**What is asked**
Select from the records below every line that has the word "внесения" in it.

___ Dataset excerpts

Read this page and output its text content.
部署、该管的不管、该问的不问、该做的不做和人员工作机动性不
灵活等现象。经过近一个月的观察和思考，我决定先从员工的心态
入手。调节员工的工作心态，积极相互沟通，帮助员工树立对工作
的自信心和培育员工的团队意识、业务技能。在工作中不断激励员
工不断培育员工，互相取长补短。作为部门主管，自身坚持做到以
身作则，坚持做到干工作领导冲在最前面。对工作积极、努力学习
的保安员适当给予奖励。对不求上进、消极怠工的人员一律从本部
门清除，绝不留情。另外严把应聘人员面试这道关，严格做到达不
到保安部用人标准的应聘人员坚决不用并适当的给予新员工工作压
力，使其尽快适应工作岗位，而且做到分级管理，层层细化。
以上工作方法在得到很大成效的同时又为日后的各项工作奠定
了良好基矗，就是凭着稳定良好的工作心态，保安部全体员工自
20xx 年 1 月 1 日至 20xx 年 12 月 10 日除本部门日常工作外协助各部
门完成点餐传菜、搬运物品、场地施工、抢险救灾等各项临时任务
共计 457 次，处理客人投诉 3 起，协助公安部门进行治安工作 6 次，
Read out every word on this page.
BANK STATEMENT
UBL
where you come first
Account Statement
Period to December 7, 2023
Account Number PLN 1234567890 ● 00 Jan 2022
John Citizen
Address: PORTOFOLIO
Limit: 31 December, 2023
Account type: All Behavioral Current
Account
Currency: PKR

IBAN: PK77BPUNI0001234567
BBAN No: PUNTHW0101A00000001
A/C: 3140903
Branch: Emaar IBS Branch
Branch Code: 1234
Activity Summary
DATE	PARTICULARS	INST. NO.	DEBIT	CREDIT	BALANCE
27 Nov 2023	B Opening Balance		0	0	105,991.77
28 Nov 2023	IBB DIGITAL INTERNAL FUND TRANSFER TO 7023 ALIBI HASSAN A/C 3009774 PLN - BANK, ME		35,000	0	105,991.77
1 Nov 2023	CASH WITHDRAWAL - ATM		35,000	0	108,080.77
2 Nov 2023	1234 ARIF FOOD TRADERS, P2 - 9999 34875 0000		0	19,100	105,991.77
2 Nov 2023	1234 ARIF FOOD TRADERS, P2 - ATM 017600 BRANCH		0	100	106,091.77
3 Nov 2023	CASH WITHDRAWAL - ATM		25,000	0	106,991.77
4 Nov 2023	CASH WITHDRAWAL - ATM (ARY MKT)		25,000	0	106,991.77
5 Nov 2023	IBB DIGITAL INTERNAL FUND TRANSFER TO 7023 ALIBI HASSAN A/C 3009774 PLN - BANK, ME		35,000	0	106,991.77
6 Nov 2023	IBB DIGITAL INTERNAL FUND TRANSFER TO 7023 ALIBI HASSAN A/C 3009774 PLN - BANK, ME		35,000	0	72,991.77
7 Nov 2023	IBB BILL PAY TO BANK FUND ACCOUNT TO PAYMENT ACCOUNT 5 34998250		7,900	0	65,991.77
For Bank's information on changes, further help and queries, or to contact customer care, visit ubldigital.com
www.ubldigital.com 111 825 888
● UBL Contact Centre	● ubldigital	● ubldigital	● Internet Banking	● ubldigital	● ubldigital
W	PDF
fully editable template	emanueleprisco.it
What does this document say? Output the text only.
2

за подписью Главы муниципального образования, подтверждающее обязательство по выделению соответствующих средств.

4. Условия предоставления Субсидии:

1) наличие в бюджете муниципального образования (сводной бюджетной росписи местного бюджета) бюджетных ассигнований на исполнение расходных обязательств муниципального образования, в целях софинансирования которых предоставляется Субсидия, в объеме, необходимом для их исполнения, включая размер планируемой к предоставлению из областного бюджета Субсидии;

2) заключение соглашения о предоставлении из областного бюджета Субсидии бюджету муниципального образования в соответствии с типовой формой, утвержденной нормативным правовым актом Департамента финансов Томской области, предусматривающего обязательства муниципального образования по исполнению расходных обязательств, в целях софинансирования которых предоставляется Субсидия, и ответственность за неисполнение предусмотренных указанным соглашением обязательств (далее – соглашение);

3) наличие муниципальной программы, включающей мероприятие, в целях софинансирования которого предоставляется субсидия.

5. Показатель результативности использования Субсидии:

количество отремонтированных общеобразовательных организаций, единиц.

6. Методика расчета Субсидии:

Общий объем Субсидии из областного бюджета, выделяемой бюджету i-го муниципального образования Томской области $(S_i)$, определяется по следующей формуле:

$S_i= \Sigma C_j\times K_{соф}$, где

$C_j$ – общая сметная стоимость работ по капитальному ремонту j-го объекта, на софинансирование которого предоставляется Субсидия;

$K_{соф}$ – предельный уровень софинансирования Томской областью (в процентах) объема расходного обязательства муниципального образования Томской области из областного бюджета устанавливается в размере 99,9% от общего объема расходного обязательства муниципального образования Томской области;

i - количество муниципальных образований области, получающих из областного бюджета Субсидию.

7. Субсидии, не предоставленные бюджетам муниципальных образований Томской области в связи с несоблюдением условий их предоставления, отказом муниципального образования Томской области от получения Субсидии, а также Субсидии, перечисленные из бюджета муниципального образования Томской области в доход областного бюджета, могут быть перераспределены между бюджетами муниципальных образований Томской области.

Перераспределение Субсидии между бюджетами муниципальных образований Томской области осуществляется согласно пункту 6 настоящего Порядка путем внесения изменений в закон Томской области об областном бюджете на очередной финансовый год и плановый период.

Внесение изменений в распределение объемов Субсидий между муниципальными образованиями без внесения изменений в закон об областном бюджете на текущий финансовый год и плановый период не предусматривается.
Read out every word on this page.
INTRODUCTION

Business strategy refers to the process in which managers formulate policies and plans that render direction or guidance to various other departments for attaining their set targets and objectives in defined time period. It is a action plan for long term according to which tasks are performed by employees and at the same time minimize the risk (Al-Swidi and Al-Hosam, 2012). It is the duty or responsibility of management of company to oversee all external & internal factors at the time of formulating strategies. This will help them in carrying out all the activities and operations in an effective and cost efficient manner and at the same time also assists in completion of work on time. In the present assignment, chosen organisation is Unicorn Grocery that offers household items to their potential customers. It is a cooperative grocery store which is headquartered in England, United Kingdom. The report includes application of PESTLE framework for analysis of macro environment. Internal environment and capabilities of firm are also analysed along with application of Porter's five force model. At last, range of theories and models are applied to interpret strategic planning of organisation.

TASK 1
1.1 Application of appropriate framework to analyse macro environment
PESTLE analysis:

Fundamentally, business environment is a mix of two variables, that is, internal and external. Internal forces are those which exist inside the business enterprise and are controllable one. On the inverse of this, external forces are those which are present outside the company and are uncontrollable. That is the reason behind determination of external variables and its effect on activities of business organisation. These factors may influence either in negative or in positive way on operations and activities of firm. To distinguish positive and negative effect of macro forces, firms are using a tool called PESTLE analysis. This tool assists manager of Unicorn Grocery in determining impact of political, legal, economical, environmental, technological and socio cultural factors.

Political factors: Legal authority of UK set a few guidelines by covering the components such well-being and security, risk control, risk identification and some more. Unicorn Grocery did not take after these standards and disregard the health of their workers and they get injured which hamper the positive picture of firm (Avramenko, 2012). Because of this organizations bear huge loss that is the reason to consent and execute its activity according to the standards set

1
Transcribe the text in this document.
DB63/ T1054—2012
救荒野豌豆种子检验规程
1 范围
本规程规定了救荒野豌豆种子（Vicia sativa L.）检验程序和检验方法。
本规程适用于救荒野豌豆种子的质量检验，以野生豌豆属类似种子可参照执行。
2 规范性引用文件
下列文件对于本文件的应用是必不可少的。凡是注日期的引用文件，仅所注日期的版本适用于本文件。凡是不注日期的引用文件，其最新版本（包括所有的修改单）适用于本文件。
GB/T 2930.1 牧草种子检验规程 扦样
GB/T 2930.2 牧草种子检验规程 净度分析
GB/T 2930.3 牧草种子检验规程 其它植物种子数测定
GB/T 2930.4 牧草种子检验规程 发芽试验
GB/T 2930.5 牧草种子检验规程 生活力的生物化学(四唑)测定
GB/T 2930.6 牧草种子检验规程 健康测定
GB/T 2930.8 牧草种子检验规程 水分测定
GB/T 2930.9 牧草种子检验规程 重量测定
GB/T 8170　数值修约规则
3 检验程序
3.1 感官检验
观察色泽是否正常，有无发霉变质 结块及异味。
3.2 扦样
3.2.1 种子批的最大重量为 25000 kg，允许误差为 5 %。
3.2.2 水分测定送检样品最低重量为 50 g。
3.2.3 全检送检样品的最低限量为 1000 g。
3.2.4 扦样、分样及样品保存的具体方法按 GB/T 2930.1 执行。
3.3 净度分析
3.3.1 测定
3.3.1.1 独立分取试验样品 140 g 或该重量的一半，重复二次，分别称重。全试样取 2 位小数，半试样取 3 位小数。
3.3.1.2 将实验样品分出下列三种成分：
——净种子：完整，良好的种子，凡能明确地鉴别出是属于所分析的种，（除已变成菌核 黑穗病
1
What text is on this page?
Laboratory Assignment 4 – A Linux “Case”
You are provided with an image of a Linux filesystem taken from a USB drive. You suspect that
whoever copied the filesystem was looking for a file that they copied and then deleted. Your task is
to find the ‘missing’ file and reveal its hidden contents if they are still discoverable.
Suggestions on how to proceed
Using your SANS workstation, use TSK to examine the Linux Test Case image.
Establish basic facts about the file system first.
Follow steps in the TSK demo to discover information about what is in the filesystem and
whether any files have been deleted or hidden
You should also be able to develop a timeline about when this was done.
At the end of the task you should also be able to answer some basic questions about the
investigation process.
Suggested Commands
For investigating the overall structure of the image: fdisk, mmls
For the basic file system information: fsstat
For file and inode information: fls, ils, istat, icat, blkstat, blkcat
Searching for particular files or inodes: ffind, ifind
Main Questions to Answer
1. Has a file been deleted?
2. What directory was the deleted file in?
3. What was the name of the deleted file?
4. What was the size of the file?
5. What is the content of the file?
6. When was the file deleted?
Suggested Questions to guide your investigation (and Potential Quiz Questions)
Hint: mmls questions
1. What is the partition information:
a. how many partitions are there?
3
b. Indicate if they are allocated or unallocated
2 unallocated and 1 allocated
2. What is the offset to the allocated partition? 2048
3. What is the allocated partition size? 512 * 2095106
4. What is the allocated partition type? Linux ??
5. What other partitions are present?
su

______

**Completed exercise**
Перераспределение Субсидии между бюджетами муниципальных образований Томской области осуществляется согласно пункту 6 настоящего Порядка путем внесения изменений в закон Томской области об областном бюджете на очередной финансовый год и плановый период.
Внесение изменений в распределение объемов Субсидий между муниципальными образованиями без внесения изменений в закон об областном бюджете на текущий финансовый год и плановый период не предусматривается.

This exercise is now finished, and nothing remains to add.